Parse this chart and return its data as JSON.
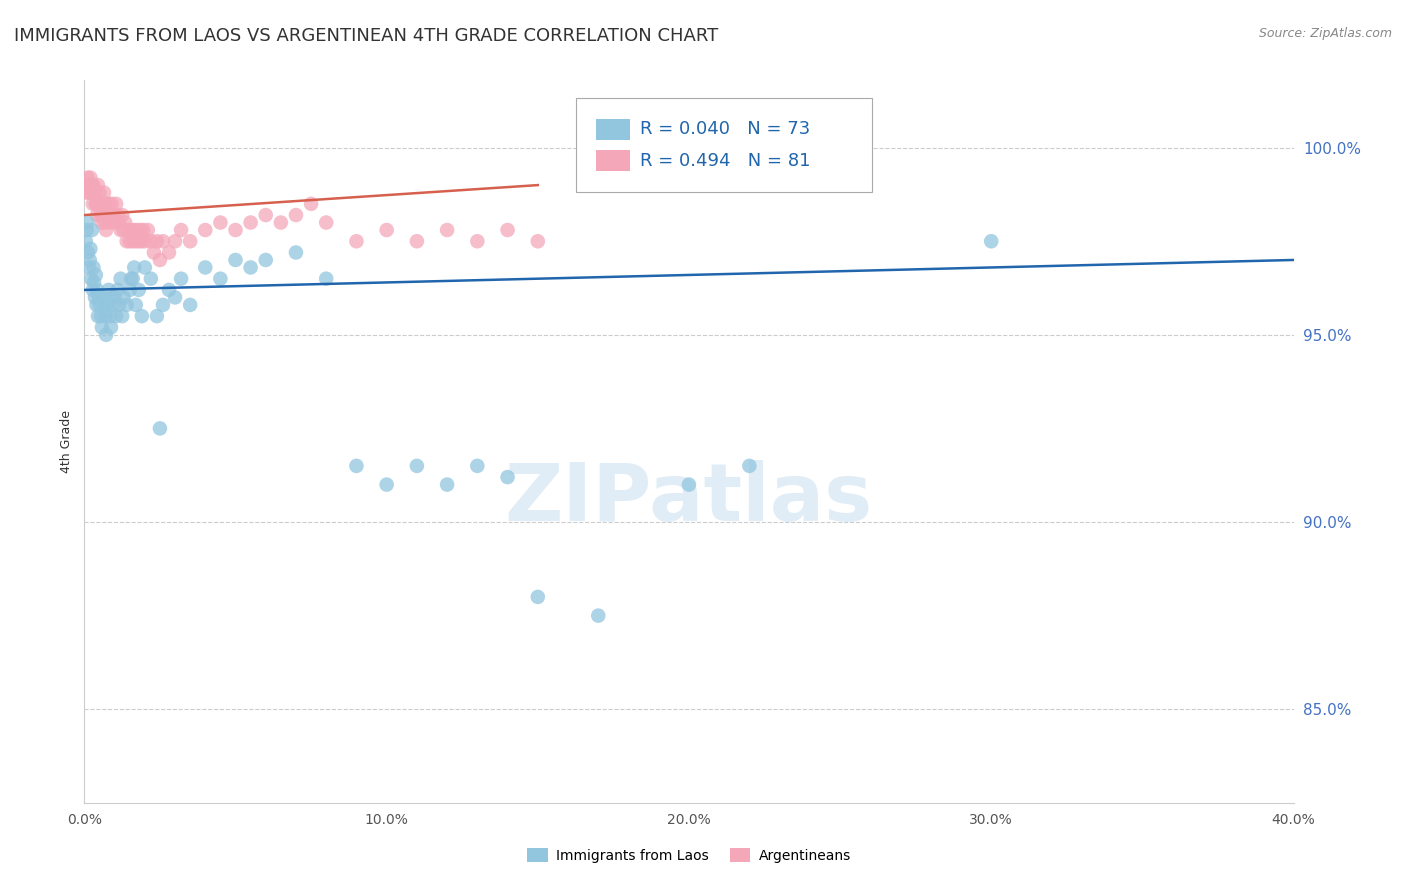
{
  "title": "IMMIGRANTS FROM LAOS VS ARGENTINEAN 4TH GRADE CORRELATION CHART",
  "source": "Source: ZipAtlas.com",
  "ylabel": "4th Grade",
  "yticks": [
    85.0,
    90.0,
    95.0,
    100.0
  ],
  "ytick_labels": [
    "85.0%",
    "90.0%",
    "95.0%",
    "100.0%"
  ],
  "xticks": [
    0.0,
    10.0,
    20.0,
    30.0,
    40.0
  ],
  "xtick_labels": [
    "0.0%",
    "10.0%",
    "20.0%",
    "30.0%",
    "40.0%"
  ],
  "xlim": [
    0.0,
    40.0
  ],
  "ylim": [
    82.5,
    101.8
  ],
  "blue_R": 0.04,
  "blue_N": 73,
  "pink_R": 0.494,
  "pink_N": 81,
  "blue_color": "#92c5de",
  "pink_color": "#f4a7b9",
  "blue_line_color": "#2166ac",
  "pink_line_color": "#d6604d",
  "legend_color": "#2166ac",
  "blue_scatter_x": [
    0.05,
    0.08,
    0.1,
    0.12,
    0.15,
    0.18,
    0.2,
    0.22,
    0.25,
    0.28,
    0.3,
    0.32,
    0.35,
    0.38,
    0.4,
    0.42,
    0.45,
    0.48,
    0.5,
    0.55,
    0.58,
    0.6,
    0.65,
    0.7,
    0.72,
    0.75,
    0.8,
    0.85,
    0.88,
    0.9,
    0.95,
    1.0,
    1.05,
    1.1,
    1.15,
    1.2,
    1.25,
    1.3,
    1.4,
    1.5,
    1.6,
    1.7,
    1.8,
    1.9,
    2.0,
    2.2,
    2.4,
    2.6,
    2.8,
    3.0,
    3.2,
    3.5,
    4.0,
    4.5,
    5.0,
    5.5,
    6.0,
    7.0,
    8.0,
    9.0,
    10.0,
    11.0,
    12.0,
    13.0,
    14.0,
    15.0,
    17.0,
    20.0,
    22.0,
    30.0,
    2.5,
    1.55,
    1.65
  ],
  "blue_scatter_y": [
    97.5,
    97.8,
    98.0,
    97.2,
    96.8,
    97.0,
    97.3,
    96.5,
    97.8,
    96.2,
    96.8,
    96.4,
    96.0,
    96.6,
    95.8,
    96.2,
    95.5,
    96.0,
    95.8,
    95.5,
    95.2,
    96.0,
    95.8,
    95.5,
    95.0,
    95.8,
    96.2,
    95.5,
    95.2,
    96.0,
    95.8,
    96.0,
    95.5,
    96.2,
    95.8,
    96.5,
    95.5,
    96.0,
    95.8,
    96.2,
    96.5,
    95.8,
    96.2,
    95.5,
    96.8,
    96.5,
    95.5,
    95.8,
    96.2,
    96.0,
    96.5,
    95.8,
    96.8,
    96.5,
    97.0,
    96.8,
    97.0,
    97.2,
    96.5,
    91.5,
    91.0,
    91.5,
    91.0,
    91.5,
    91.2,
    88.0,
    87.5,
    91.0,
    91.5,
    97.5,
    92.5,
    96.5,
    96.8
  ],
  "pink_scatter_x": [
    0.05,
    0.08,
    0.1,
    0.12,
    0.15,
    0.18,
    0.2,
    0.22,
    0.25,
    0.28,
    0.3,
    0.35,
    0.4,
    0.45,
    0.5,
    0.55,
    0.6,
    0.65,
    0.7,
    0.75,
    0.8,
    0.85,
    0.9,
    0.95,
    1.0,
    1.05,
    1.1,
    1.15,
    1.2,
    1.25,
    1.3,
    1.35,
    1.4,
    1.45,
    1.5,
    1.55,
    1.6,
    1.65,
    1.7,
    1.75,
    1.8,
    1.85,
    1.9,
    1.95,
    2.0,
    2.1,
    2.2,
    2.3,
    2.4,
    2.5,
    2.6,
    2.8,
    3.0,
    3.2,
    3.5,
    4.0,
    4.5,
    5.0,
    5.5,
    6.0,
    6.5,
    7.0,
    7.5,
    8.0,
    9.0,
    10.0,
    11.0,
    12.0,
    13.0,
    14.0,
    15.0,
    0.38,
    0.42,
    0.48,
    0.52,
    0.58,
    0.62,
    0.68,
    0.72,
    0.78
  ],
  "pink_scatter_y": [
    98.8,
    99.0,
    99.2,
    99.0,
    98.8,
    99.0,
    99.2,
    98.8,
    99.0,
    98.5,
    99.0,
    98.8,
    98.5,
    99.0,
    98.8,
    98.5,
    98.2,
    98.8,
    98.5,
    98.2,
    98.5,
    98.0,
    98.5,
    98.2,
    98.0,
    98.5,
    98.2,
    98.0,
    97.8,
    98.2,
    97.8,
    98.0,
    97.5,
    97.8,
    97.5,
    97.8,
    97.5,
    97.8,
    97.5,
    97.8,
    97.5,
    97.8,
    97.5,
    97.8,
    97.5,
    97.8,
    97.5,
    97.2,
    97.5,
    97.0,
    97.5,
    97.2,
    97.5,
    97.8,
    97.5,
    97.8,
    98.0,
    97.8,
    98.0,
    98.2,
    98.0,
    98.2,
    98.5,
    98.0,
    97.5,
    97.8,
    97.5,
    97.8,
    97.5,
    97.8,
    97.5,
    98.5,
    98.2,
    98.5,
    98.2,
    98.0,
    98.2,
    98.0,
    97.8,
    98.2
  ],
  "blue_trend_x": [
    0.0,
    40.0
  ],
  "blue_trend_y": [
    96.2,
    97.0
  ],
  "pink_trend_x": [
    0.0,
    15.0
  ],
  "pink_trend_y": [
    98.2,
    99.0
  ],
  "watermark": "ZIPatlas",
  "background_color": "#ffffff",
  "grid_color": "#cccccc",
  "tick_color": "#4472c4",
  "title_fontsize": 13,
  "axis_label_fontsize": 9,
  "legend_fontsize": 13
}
--------------------
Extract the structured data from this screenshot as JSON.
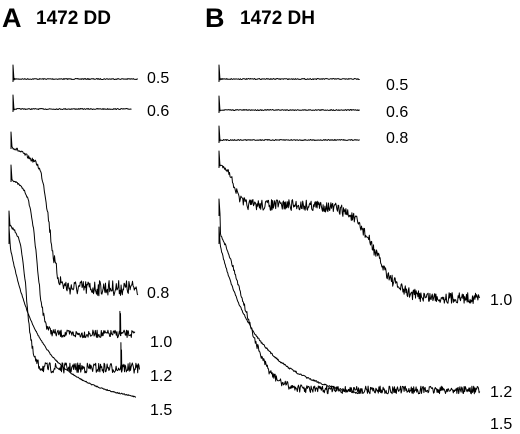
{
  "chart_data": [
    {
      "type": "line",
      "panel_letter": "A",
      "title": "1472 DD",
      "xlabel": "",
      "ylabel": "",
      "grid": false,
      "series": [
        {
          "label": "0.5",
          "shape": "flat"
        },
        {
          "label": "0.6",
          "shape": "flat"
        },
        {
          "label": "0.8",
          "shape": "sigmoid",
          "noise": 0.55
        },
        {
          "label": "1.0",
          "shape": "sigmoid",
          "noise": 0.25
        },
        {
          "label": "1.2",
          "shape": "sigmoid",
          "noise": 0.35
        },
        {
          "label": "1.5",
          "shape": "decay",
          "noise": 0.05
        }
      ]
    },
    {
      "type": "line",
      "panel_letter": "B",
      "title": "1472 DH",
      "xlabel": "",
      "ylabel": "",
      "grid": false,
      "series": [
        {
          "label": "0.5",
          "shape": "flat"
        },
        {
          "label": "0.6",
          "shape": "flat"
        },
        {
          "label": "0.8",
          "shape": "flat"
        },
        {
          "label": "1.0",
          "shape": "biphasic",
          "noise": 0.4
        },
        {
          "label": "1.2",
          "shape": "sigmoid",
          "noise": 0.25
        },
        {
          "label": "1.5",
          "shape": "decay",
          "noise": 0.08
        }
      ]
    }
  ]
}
--------------------
* What to work on *
Every line of the listing that holds "JSON" should be found and copied.

* Answer to this problem *
Parse this chart and return its data as JSON.
Extract the structured data from this screenshot as JSON.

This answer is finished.